Exercise prompt | Find how many lines in the data below mention "resolution". Give the number only.
-------- Given information
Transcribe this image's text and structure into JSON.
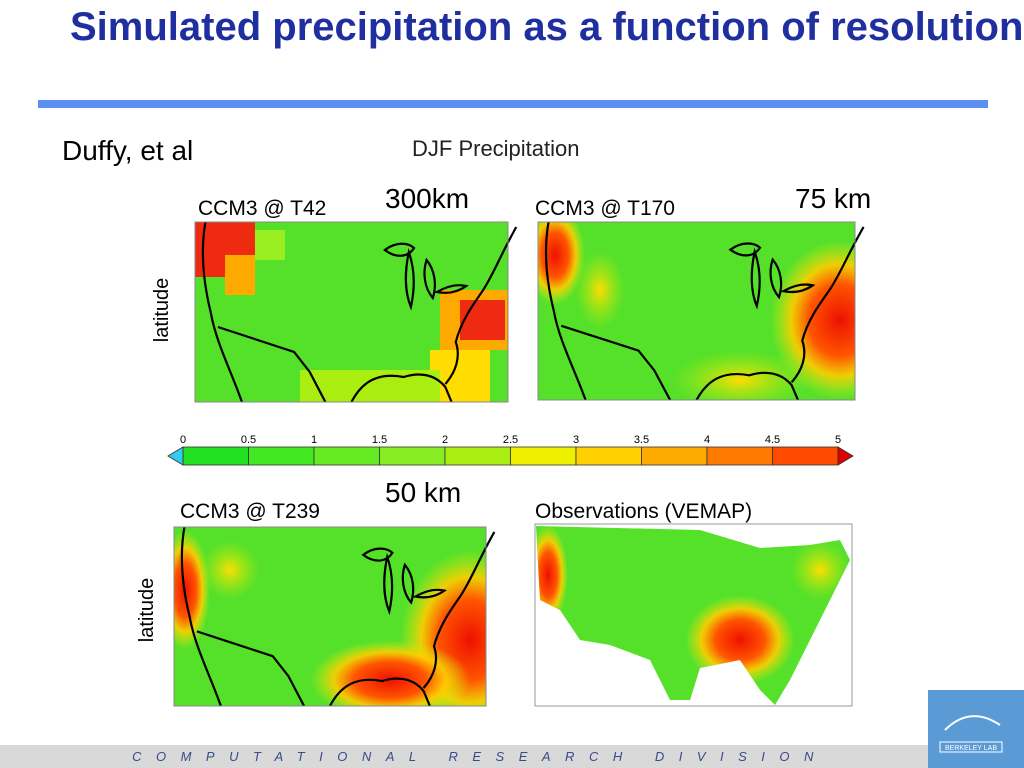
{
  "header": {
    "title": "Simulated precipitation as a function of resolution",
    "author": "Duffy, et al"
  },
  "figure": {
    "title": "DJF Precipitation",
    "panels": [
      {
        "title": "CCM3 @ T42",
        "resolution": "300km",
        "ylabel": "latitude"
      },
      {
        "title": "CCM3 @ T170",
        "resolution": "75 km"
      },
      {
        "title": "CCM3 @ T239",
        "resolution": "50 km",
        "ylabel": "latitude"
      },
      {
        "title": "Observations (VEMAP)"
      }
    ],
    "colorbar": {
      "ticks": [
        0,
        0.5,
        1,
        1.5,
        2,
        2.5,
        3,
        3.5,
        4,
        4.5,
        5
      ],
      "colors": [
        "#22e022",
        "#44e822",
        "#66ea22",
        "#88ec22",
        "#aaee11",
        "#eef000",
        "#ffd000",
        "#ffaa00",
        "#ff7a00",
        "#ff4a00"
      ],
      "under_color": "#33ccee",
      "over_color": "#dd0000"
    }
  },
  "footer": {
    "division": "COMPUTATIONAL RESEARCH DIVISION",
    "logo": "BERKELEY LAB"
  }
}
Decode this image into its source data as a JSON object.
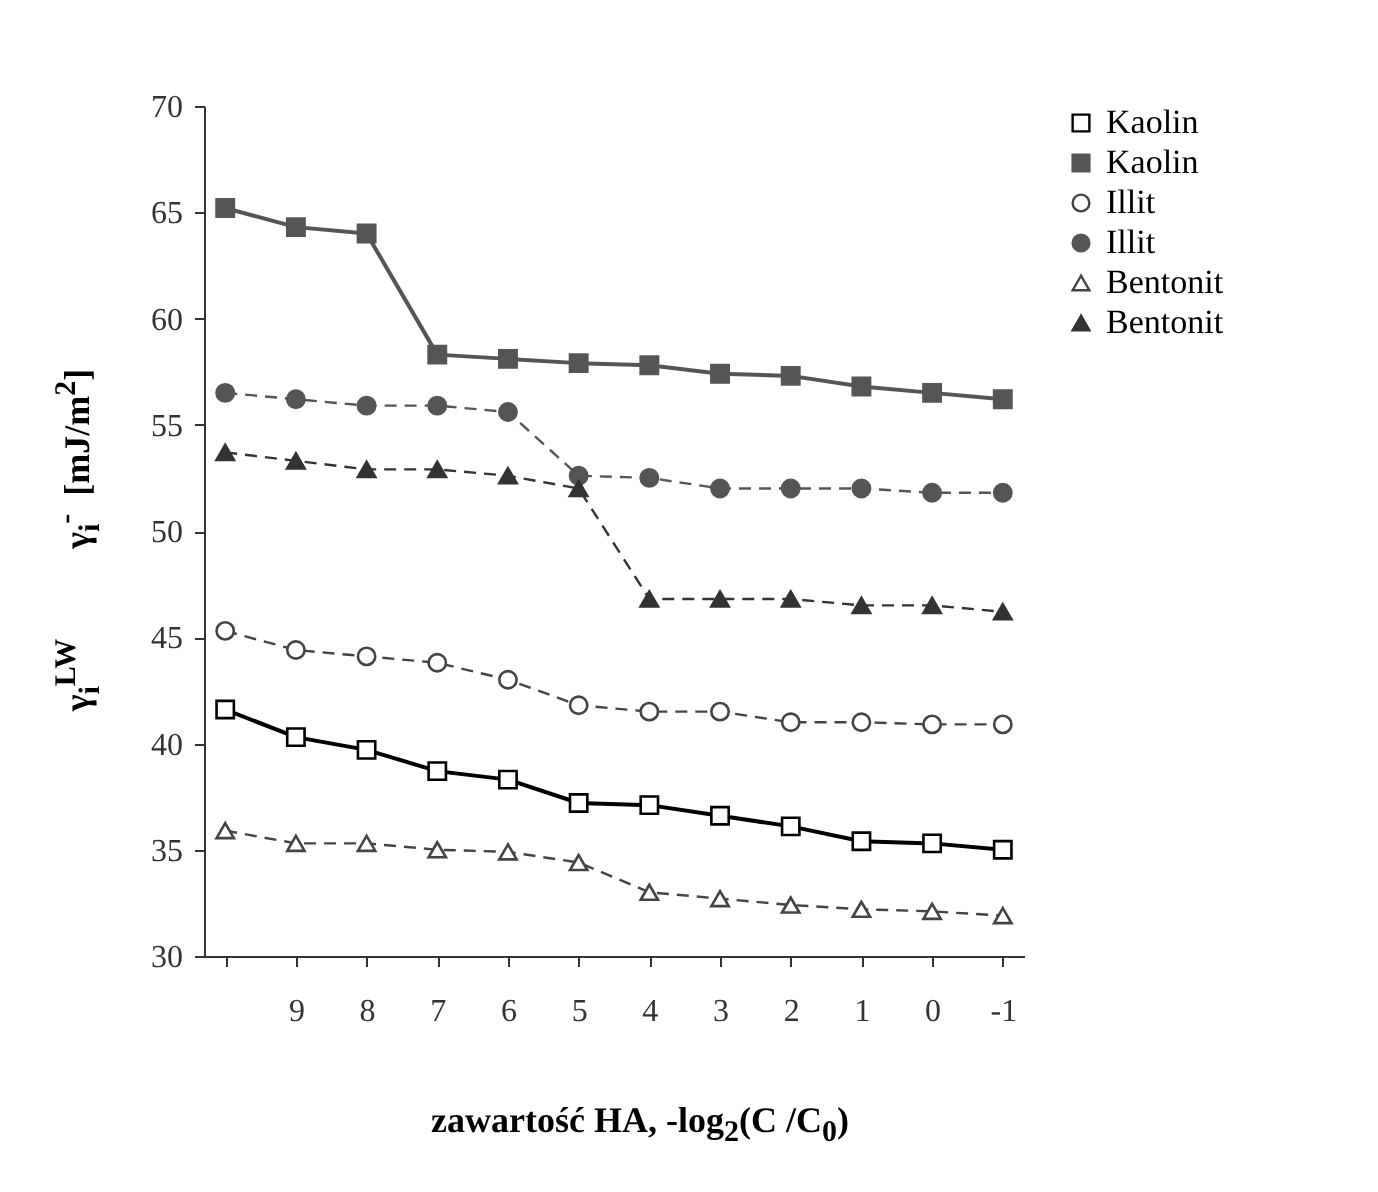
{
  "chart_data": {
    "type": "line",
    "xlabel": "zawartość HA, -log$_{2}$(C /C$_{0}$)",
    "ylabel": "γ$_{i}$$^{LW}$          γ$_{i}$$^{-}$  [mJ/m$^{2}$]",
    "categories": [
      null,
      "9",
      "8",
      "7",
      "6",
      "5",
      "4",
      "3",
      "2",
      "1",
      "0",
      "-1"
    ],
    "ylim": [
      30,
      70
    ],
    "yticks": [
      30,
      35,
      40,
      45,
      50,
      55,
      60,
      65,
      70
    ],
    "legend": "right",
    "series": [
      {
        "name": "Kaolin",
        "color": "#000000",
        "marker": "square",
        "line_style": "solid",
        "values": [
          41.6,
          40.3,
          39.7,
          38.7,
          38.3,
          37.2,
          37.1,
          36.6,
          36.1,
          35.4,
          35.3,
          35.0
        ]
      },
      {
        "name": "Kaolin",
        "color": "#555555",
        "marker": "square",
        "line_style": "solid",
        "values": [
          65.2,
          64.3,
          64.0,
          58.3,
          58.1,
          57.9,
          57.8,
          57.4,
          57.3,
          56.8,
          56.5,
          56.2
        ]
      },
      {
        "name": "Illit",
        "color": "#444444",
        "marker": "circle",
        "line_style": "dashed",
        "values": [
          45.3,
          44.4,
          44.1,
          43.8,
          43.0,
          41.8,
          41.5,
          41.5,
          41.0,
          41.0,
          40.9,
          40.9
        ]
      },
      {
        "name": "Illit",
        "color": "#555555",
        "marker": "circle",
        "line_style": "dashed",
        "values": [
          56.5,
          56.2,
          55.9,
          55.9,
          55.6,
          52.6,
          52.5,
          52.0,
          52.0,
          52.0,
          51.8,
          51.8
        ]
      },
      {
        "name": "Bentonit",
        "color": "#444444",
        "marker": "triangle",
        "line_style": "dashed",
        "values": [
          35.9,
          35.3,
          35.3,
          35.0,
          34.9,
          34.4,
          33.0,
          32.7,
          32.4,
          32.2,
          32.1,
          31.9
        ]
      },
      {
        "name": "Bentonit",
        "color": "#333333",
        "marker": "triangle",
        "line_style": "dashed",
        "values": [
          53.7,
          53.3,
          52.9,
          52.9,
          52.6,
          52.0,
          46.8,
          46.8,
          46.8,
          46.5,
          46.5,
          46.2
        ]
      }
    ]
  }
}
----------------
-------- Given information
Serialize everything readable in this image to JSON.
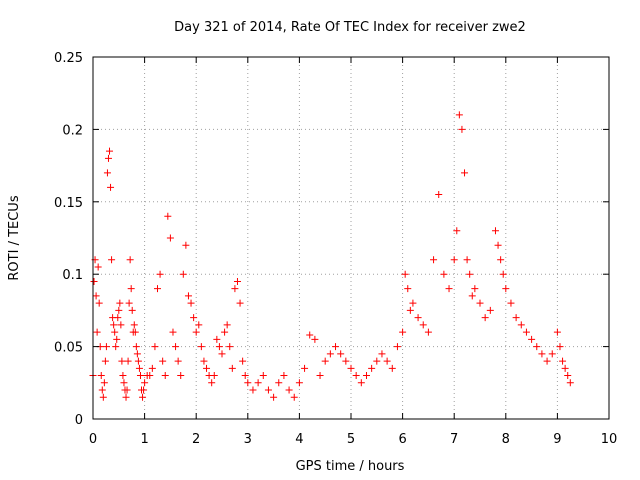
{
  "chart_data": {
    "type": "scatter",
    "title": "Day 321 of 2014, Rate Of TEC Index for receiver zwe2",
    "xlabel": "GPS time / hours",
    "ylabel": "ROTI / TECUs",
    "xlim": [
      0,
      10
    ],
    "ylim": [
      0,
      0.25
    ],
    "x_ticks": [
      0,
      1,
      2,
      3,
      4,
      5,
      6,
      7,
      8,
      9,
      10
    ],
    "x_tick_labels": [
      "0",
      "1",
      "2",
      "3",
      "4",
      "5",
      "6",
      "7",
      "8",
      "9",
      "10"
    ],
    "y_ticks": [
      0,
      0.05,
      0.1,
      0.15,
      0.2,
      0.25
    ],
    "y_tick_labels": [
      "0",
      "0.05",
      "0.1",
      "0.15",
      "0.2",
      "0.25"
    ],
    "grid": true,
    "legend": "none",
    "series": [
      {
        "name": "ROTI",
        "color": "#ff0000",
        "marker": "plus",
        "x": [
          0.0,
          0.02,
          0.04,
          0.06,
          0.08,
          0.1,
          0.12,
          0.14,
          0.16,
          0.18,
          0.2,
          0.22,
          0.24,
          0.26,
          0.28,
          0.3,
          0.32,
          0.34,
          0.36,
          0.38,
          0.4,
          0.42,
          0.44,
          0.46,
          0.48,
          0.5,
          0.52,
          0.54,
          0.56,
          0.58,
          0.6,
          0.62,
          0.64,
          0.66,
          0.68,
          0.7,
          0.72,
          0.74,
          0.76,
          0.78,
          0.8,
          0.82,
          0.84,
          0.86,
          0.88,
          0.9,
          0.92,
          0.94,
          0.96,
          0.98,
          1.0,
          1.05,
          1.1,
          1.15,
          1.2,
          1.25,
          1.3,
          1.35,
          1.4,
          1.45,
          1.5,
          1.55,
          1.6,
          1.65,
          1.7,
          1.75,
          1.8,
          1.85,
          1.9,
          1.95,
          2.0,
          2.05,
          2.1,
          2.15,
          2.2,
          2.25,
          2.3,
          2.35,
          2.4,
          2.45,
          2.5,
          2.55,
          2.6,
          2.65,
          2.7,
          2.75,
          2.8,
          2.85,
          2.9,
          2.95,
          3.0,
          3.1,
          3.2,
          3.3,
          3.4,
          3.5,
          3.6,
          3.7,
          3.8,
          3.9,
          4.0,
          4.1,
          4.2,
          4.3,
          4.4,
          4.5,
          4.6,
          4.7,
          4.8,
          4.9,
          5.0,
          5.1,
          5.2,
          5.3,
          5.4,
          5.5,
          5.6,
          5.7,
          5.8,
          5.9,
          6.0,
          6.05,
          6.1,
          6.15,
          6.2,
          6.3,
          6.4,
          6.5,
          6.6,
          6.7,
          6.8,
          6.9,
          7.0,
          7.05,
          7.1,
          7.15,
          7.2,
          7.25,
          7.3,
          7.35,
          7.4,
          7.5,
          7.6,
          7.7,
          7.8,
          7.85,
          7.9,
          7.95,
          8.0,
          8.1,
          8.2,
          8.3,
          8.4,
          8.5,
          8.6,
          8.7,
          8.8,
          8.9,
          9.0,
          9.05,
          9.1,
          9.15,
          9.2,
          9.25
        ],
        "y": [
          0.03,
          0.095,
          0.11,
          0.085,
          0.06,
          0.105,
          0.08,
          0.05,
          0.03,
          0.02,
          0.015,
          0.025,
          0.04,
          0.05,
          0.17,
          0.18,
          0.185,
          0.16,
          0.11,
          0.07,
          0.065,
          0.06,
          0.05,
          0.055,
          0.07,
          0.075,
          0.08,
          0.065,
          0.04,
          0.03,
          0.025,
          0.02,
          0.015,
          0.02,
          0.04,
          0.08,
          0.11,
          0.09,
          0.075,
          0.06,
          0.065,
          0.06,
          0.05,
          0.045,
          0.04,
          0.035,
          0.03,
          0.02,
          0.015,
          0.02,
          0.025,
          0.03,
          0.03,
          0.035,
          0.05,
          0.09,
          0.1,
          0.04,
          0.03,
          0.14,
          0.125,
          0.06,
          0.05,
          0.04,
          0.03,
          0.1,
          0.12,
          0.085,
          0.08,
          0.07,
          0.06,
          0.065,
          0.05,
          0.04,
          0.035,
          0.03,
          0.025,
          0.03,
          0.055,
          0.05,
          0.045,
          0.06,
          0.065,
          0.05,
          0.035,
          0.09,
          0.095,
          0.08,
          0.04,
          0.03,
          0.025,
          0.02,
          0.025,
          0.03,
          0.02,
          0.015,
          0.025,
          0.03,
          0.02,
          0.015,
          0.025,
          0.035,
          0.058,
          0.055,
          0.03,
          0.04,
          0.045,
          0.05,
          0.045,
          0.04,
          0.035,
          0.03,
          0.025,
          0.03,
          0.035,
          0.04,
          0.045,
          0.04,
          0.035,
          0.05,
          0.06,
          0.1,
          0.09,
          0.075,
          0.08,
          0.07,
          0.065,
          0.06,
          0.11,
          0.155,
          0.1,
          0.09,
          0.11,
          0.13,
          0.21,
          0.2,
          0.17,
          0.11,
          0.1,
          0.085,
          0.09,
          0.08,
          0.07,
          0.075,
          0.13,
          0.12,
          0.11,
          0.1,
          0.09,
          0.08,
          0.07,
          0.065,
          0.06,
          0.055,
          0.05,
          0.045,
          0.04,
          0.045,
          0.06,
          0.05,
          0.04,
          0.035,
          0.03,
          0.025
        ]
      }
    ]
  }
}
----------------
Reply to the exercise | 4